►

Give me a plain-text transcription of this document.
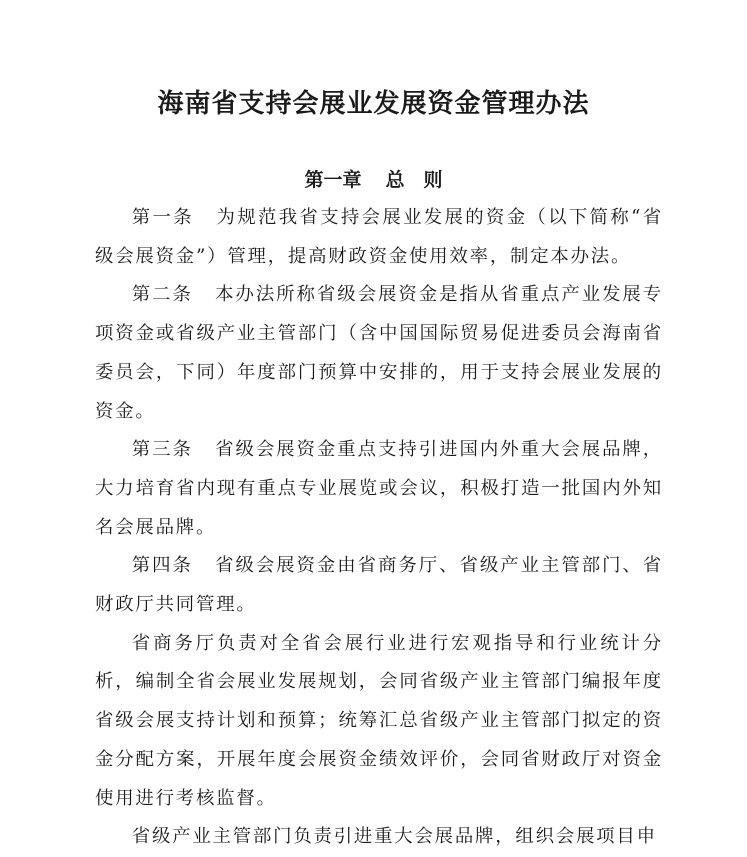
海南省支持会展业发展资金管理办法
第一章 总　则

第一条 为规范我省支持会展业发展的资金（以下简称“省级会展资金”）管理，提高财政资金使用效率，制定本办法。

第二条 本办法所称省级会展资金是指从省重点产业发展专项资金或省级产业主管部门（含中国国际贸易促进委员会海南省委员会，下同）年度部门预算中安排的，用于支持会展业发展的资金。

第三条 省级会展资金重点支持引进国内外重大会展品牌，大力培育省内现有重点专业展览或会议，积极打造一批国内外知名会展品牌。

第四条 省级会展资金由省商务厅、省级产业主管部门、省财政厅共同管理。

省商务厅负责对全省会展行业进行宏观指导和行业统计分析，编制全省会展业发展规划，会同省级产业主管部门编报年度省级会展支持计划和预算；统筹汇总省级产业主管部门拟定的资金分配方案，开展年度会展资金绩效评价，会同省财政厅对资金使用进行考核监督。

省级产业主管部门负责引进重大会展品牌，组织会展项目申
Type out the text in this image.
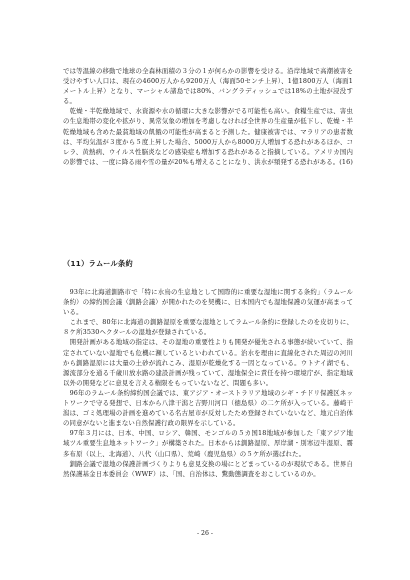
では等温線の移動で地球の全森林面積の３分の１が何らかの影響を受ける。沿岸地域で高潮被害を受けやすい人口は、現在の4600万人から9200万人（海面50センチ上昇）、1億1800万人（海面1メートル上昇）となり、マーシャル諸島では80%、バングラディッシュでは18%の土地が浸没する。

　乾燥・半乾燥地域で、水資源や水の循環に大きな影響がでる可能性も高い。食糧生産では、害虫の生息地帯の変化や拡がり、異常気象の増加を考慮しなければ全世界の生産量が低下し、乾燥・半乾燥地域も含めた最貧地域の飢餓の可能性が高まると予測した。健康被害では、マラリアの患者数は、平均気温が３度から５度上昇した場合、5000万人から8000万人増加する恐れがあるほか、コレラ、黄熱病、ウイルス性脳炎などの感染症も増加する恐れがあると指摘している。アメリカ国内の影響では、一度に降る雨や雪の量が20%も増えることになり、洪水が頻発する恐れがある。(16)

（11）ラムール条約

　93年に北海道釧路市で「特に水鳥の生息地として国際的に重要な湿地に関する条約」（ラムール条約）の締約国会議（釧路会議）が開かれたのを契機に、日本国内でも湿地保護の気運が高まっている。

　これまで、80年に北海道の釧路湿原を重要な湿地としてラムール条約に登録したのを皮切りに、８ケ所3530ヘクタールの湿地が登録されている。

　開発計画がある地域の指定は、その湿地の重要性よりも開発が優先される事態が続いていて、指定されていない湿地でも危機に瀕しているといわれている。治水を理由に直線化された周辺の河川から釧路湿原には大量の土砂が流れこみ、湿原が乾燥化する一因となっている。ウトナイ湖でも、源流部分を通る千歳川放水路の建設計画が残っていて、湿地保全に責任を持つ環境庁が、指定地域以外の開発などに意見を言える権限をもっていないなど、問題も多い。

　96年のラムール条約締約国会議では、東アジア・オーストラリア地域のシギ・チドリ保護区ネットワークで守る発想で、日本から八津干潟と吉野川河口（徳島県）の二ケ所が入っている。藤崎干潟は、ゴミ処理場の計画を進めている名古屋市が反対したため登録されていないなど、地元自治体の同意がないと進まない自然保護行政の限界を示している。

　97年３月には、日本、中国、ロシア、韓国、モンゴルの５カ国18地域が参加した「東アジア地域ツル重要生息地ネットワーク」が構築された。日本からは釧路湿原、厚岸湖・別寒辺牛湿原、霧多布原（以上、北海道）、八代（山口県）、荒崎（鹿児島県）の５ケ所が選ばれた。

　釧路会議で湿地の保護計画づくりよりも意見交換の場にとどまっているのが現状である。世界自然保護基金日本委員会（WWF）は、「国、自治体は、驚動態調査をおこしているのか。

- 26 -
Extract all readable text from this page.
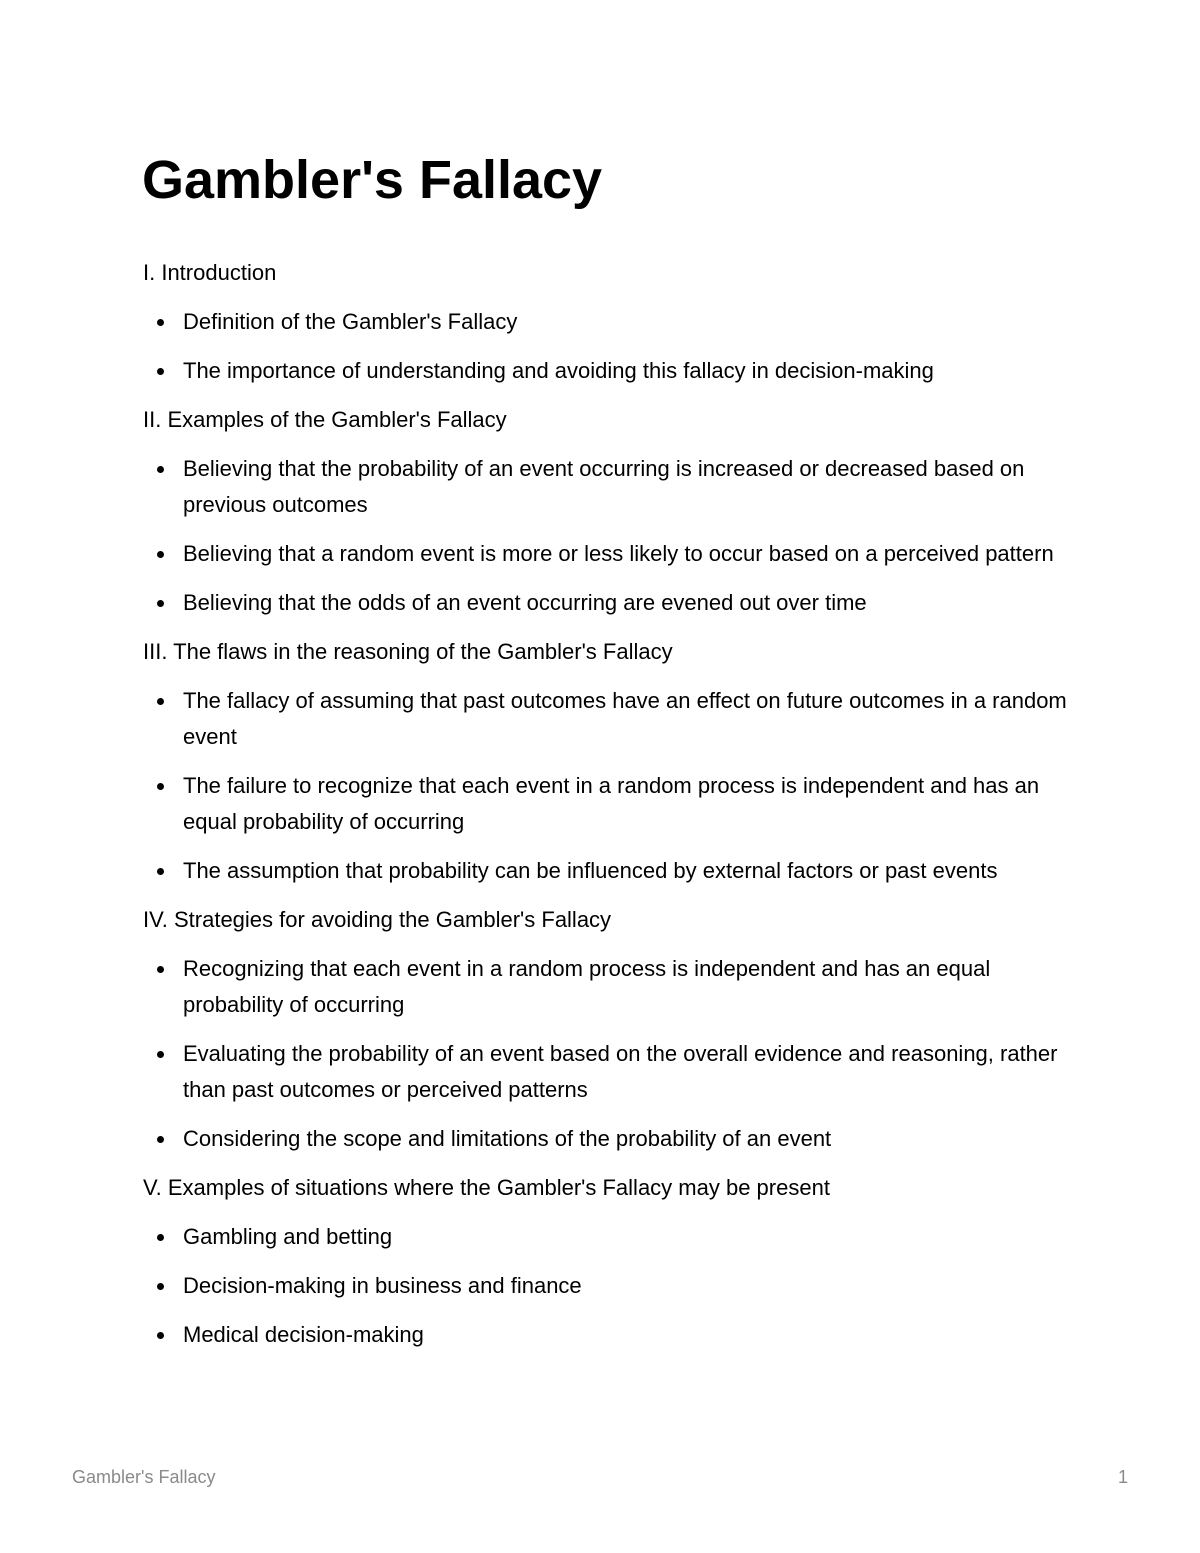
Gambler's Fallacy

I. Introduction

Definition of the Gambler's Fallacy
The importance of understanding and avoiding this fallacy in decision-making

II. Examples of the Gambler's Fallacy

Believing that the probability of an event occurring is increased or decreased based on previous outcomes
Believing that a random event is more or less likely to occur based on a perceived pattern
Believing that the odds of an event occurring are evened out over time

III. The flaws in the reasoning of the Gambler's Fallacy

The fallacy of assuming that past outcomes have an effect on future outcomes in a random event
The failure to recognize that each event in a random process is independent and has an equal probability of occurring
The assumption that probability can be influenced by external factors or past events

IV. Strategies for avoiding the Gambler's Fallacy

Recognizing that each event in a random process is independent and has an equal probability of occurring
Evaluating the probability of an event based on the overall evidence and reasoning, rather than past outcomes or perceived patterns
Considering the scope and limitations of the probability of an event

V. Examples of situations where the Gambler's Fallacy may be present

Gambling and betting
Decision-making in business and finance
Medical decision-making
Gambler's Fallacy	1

◄
►

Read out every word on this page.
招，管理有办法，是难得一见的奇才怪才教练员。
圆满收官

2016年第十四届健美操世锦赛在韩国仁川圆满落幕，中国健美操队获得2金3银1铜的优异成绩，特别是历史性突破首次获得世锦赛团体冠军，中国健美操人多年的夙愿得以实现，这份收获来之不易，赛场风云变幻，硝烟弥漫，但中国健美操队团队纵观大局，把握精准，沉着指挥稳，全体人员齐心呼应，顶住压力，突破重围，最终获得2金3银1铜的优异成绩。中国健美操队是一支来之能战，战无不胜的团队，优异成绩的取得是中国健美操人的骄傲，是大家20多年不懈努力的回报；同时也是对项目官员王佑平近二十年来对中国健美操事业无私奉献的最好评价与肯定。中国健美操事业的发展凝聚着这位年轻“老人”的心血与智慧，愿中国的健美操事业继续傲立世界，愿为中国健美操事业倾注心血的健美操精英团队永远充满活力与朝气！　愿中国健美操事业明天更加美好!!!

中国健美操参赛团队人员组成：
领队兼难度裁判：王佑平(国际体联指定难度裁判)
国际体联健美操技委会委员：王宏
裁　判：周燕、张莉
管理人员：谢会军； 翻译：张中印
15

◄

▶ [SET TASK] Show every line from the listing above in which the string "perceived" appears.

▶ [THE REPLY]
Believing that a random event is more or less likely to occur based on a perceived pattern
Evaluating the probability of an event based on the overall evidence and reasoning, rather than past outcomes or perceived patterns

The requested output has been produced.